_Problem to solve:_ Skip the pictures and quote all of the lines exactly.

============

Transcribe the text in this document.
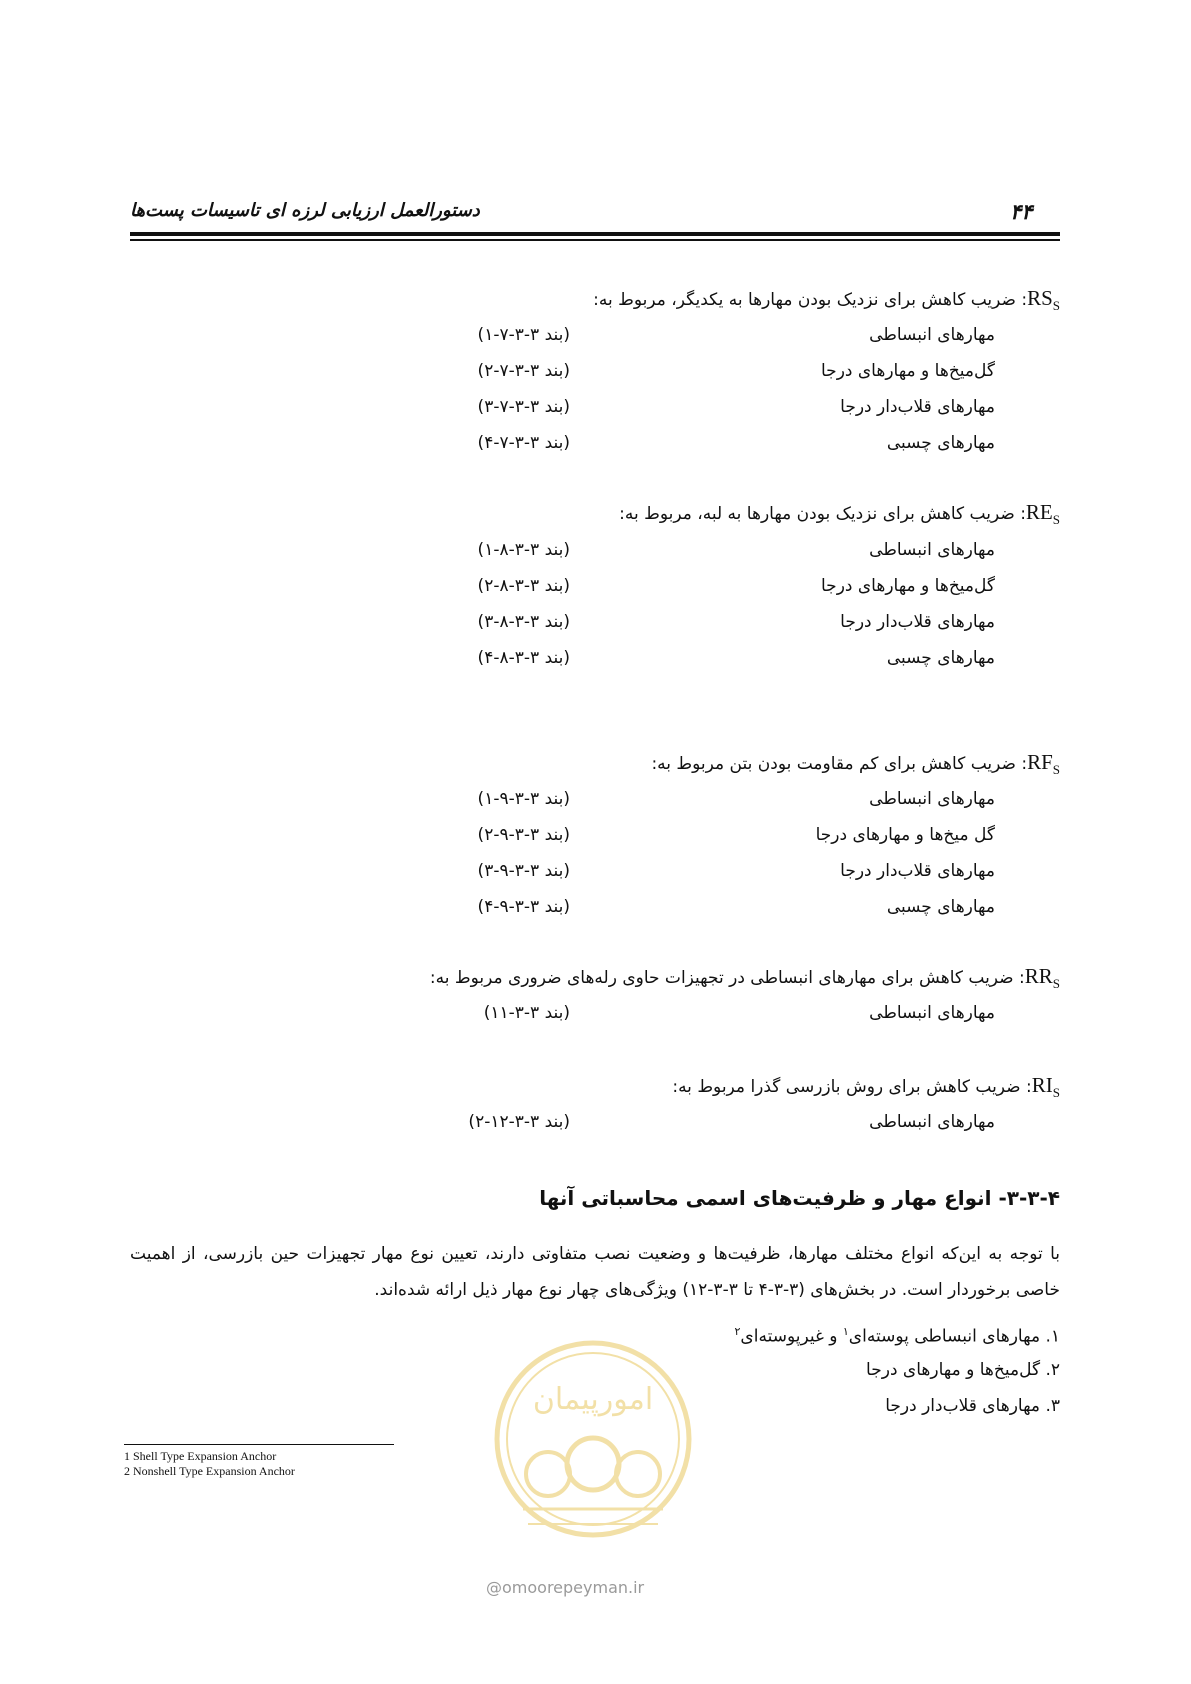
۴۴
دستورالعمل ارزیابی لرزه ای تاسیسات پست‌ها
$RS_S$: ضریب کاهش برای نزدیک بودن مهارها به یکدیگر، مربوط به:
مهارهای انبساطی
(بند ۳-۳-۷-۱)
گل‌میخ‌ها و مهارهای درجا
(بند ۳-۳-۷-۲)
مهارهای قلاب‌دار درجا
(بند ۳-۳-۷-۳)
مهارهای چسبی
(بند ۳-۳-۷-۴)
$RE_S$: ضریب کاهش برای نزدیک بودن مهارها به لبه، مربوط به:
مهارهای انبساطی
(بند ۳-۳-۸-۱)
گل‌میخ‌ها و مهارهای درجا
(بند ۳-۳-۸-۲)
مهارهای قلاب‌دار درجا
(بند ۳-۳-۸-۳)
مهارهای چسبی
(بند ۳-۳-۸-۴)
$RF_S$: ضریب کاهش برای کم مقاومت بودن بتن مربوط به:
مهارهای انبساطی
(بند ۳-۳-۹-۱)
گل میخ‌ها و مهارهای درجا
(بند ۳-۳-۹-۲)
مهارهای قلاب‌دار درجا
(بند ۳-۳-۹-۳)
مهارهای چسبی
(بند ۳-۳-۹-۴)
$RR_S$: ضریب کاهش برای مهارهای انبساطی در تجهیزات حاوی رله‌های ضروری مربوط به:
مهارهای انبساطی
(بند ۳-۳-۱۱)
$RI_S$: ضریب کاهش برای روش بازرسی گذرا مربوط به:
مهارهای انبساطی
(بند ۳-۳-۱۲-۲)
۳-۳-۴- انواع مهار و ظرفیت‌های اسمی محاسباتی آنها
با توجه به این‌که انواع مختلف مهارها، ظرفیت‌ها و وضعیت نصب متفاوتی دارند، تعیین نوع مهار تجهیزات حین بازرسی، از اهمیت خاصی برخوردار است. در بخش‌های (۳-۳-۴ تا ۳-۳-۱۲) ویژگی‌های چهار نوع مهار ذیل ارائه شده‌اند.
۱. مهارهای انبساطی پوسته‌ای$^۱$ و غیرپوسته‌ای$^۲$
۲. گل‌میخ‌ها و مهارهای درجا
۳. مهارهای قلاب‌دار درجا
امورپیمان
@omoorepeyman.ir
1 Shell Type Expansion Anchor
2 Nonshell Type Expansion Anchor
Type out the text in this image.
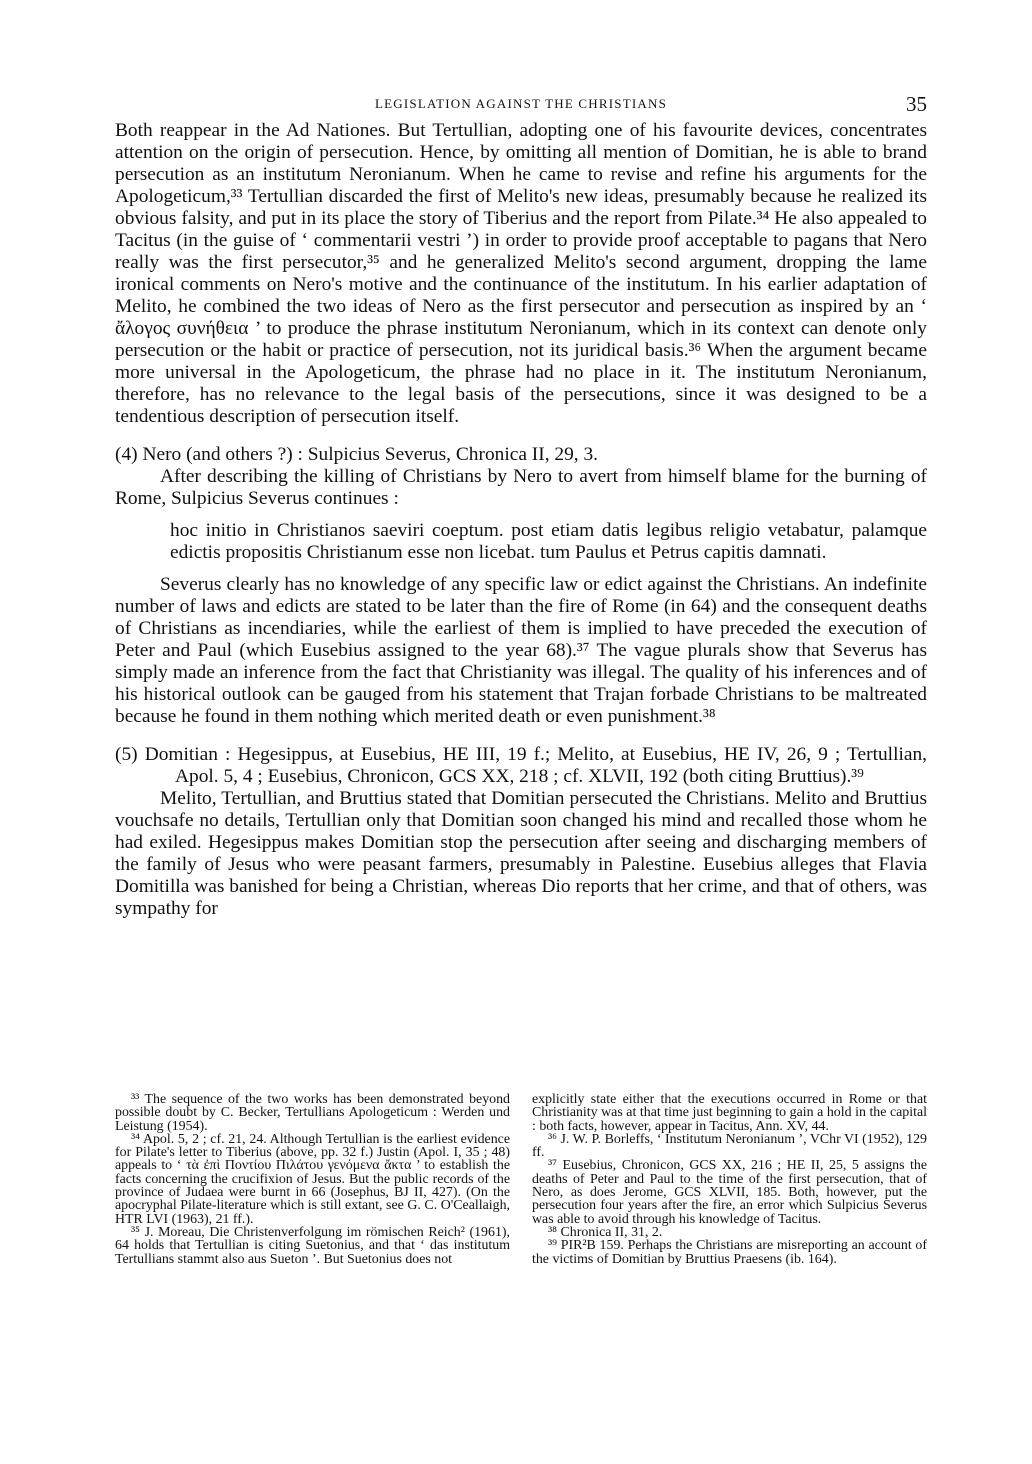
LEGISLATION AGAINST THE CHRISTIANS	35

Both reappear in the Ad Nationes. But Tertullian, adopting one of his favourite devices, concentrates attention on the origin of persecution. Hence, by omitting all mention of Domitian, he is able to brand persecution as an institutum Neronianum. When he came to revise and refine his arguments for the Apologeticum,³³ Tertullian discarded the first of Melito's new ideas, presumably because he realized its obvious falsity, and put in its place the story of Tiberius and the report from Pilate.³⁴ He also appealed to Tacitus (in the guise of ‘ commentarii vestri ’) in order to provide proof acceptable to pagans that Nero really was the first persecutor,³⁵ and he generalized Melito's second argument, dropping the lame ironical comments on Nero's motive and the continuance of the institutum. In his earlier adaptation of Melito, he combined the two ideas of Nero as the first persecutor and persecution as inspired by an ‘ ἄλογος συνήθεια ’ to produce the phrase institutum Neronianum, which in its context can denote only persecution or the habit or practice of persecution, not its juridical basis.³⁶ When the argument became more universal in the Apologeticum, the phrase had no place in it. The institutum Neronianum, therefore, has no relevance to the legal basis of the persecutions, since it was designed to be a tendentious description of persecution itself.

(4) Nero (and others ?) : Sulpicius Severus, Chronica II, 29, 3.

After describing the killing of Christians by Nero to avert from himself blame for the burning of Rome, Sulpicius Severus continues :

hoc initio in Christianos saeviri coeptum. post etiam datis legibus religio vetabatur, palamque edictis propositis Christianum esse non licebat. tum Paulus et Petrus capitis damnati.

Severus clearly has no knowledge of any specific law or edict against the Christians. An indefinite number of laws and edicts are stated to be later than the fire of Rome (in 64) and the consequent deaths of Christians as incendiaries, while the earliest of them is implied to have preceded the execution of Peter and Paul (which Eusebius assigned to the year 68).³⁷ The vague plurals show that Severus has simply made an inference from the fact that Christianity was illegal. The quality of his inferences and of his historical outlook can be gauged from his statement that Trajan forbade Christians to be maltreated because he found in them nothing which merited death or even punishment.³⁸

(5) Domitian : Hegesippus, at Eusebius, HE III, 19 f.; Melito, at Eusebius, HE IV, 26, 9 ; Tertullian, Apol. 5, 4 ; Eusebius, Chronicon, GCS XX, 218 ; cf. XLVII, 192 (both citing Bruttius).³⁹

Melito, Tertullian, and Bruttius stated that Domitian persecuted the Christians. Melito and Bruttius vouchsafe no details, Tertullian only that Domitian soon changed his mind and recalled those whom he had exiled. Hegesippus makes Domitian stop the persecution after seeing and discharging members of the family of Jesus who were peasant farmers, presumably in Palestine. Eusebius alleges that Flavia Domitilla was banished for being a Christian, whereas Dio reports that her crime, and that of others, was sympathy for

³³ The sequence of the two works has been demonstrated beyond possible doubt by C. Becker, Tertullians Apologeticum : Werden und Leistung (1954).

³⁴ Apol. 5, 2 ; cf. 21, 24. Although Tertullian is the earliest evidence for Pilate's letter to Tiberius (above, pp. 32 f.) Justin (Apol. I, 35 ; 48) appeals to ‘ τὰ ἐπὶ Ποντίου Πιλάτου γενόμενα ἄκτα ’ to establish the facts concerning the crucifixion of Jesus. But the public records of the province of Judaea were burnt in 66 (Josephus, BJ II, 427). (On the apocryphal Pilate-literature which is still extant, see G. C. O'Ceallaigh, HTR LVI (1963), 21 ff.).

³⁵ J. Moreau, Die Christenverfolgung im römischen Reich² (1961), 64 holds that Tertullian is citing Suetonius, and that ‘ das institutum Tertullians stammt also aus Sueton ’. But Suetonius does not

explicitly state either that the executions occurred in Rome or that Christianity was at that time just beginning to gain a hold in the capital : both facts, however, appear in Tacitus, Ann. XV, 44.

³⁶ J. W. P. Borleffs, ‘ Institutum Neronianum ’, VChr VI (1952), 129 ff.

³⁷ Eusebius, Chronicon, GCS XX, 216 ; HE II, 25, 5 assigns the deaths of Peter and Paul to the time of the first persecution, that of Nero, as does Jerome, GCS XLVII, 185. Both, however, put the persecution four years after the fire, an error which Sulpicius Severus was able to avoid through his knowledge of Tacitus.

³⁸ Chronica II, 31, 2.

³⁹ PIR²B 159. Perhaps the Christians are misreporting an account of the victims of Domitian by Bruttius Praesens (ib. 164).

============

_Full solution:_
Transcribe the text in this document.
۴۴
دستورالعمل ارزیابی لرزه ای تاسیسات پست‌ها
$RS_S$: ضریب کاهش برای نزدیک بودن مهارها به یکدیگر، مربوط به:
مهارهای انبساطی
(بند ۳-۳-۷-۱)
گل‌میخ‌ها و مهارهای درجا
(بند ۳-۳-۷-۲)
مهارهای قلاب‌دار درجا
(بند ۳-۳-۷-۳)
مهارهای چسبی
(بند ۳-۳-۷-۴)
$RE_S$: ضریب کاهش برای نزدیک بودن مهارها به لبه، مربوط به:
مهارهای انبساطی
(بند ۳-۳-۸-۱)
گل‌میخ‌ها و مهارهای درجا
(بند ۳-۳-۸-۲)
مهارهای قلاب‌دار درجا
(بند ۳-۳-۸-۳)
مهارهای چسبی
(بند ۳-۳-۸-۴)
$RF_S$: ضریب کاهش برای کم مقاومت بودن بتن مربوط به:
مهارهای انبساطی
(بند ۳-۳-۹-۱)
گل میخ‌ها و مهارهای درجا
(بند ۳-۳-۹-۲)
مهارهای قلاب‌دار درجا
(بند ۳-۳-۹-۳)
مهارهای چسبی
(بند ۳-۳-۹-۴)
$RR_S$: ضریب کاهش برای مهارهای انبساطی در تجهیزات حاوی رله‌های ضروری مربوط به:
مهارهای انبساطی
(بند ۳-۳-۱۱)
$RI_S$: ضریب کاهش برای روش بازرسی گذرا مربوط به:
مهارهای انبساطی
(بند ۳-۳-۱۲-۲)
۳-۳-۴- انواع مهار و ظرفیت‌های اسمی محاسباتی آنها
با توجه به این‌که انواع مختلف مهارها، ظرفیت‌ها و وضعیت نصب متفاوتی دارند، تعیین نوع مهار تجهیزات حین بازرسی، از اهمیت خاصی برخوردار است. در بخش‌های (۳-۳-۴ تا ۳-۳-۱۲) ویژگی‌های چهار نوع مهار ذیل ارائه شده‌اند.
۱. مهارهای انبساطی پوسته‌ای$^۱$ و غیرپوسته‌ای$^۲$
۲. گل‌میخ‌ها و مهارهای درجا
۳. مهارهای قلاب‌دار درجا
امورپیمان
@omoorepeyman.ir
1 Shell Type Expansion Anchor
2 Nonshell Type Expansion Anchor
Type out the text in this image.
LEGISLATION AGAINST THE CHRISTIANS	35

Both reappear in the Ad Nationes. But Tertullian, adopting one of his favourite devices, concentrates attention on the origin of persecution. Hence, by omitting all mention of Domitian, he is able to brand persecution as an institutum Neronianum. When he came to revise and refine his arguments for the Apologeticum,³³ Tertullian discarded the first of Melito's new ideas, presumably because he realized its obvious falsity, and put in its place the story of Tiberius and the report from Pilate.³⁴ He also appealed to Tacitus (in the guise of ‘ commentarii vestri ’) in order to provide proof acceptable to pagans that Nero really was the first persecutor,³⁵ and he generalized Melito's second argument, dropping the lame ironical comments on Nero's motive and the continuance of the institutum. In his earlier adaptation of Melito, he combined the two ideas of Nero as the first persecutor and persecution as inspired by an ‘ ἄλογος συνήθεια ’ to produce the phrase institutum Neronianum, which in its context can denote only persecution or the habit or practice of persecution, not its juridical basis.³⁶ When the argument became more universal in the Apologeticum, the phrase had no place in it. The institutum Neronianum, therefore, has no relevance to the legal basis of the persecutions, since it was designed to be a tendentious description of persecution itself.

(4) Nero (and others ?) : Sulpicius Severus, Chronica II, 29, 3.

After describing the killing of Christians by Nero to avert from himself blame for the burning of Rome, Sulpicius Severus continues :

hoc initio in Christianos saeviri coeptum. post etiam datis legibus religio vetabatur, palamque edictis propositis Christianum esse non licebat. tum Paulus et Petrus capitis damnati.

Severus clearly has no knowledge of any specific law or edict against the Christians. An indefinite number of laws and edicts are stated to be later than the fire of Rome (in 64) and the consequent deaths of Christians as incendiaries, while the earliest of them is implied to have preceded the execution of Peter and Paul (which Eusebius assigned to the year 68).³⁷ The vague plurals show that Severus has simply made an inference from the fact that Christianity was illegal. The quality of his inferences and of his historical outlook can be gauged from his statement that Trajan forbade Christians to be maltreated because he found in them nothing which merited death or even punishment.³⁸

(5) Domitian : Hegesippus, at Eusebius, HE III, 19 f.; Melito, at Eusebius, HE IV, 26, 9 ; Tertullian, Apol. 5, 4 ; Eusebius, Chronicon, GCS XX, 218 ; cf. XLVII, 192 (both citing Bruttius).³⁹

Melito, Tertullian, and Bruttius stated that Domitian persecuted the Christians. Melito and Bruttius vouchsafe no details, Tertullian only that Domitian soon changed his mind and recalled those whom he had exiled. Hegesippus makes Domitian stop the persecution after seeing and discharging members of the family of Jesus who were peasant farmers, presumably in Palestine. Eusebius alleges that Flavia Domitilla was banished for being a Christian, whereas Dio reports that her crime, and that of others, was sympathy for

³³ The sequence of the two works has been demonstrated beyond possible doubt by C. Becker, Tertullians Apologeticum : Werden und Leistung (1954).

³⁴ Apol. 5, 2 ; cf. 21, 24. Although Tertullian is the earliest evidence for Pilate's letter to Tiberius (above, pp. 32 f.) Justin (Apol. I, 35 ; 48) appeals to ‘ τὰ ἐπὶ Ποντίου Πιλάτου γενόμενα ἄκτα ’ to establish the facts concerning the crucifixion of Jesus. But the public records of the province of Judaea were burnt in 66 (Josephus, BJ II, 427). (On the apocryphal Pilate-literature which is still extant, see G. C. O'Ceallaigh, HTR LVI (1963), 21 ff.).

³⁵ J. Moreau, Die Christenverfolgung im römischen Reich² (1961), 64 holds that Tertullian is citing Suetonius, and that ‘ das institutum Tertullians stammt also aus Sueton ’. But Suetonius does not

explicitly state either that the executions occurred in Rome or that Christianity was at that time just beginning to gain a hold in the capital : both facts, however, appear in Tacitus, Ann. XV, 44.

³⁶ J. W. P. Borleffs, ‘ Institutum Neronianum ’, VChr VI (1952), 129 ff.

³⁷ Eusebius, Chronicon, GCS XX, 216 ; HE II, 25, 5 assigns the deaths of Peter and Paul to the time of the first persecution, that of Nero, as does Jerome, GCS XLVII, 185. Both, however, put the persecution four years after the fire, an error which Sulpicius Severus was able to avoid through his knowledge of Tacitus.

³⁸ Chronica II, 31, 2.

³⁹ PIR²B 159. Perhaps the Christians are misreporting an account of the victims of Domitian by Bruttius Praesens (ib. 164).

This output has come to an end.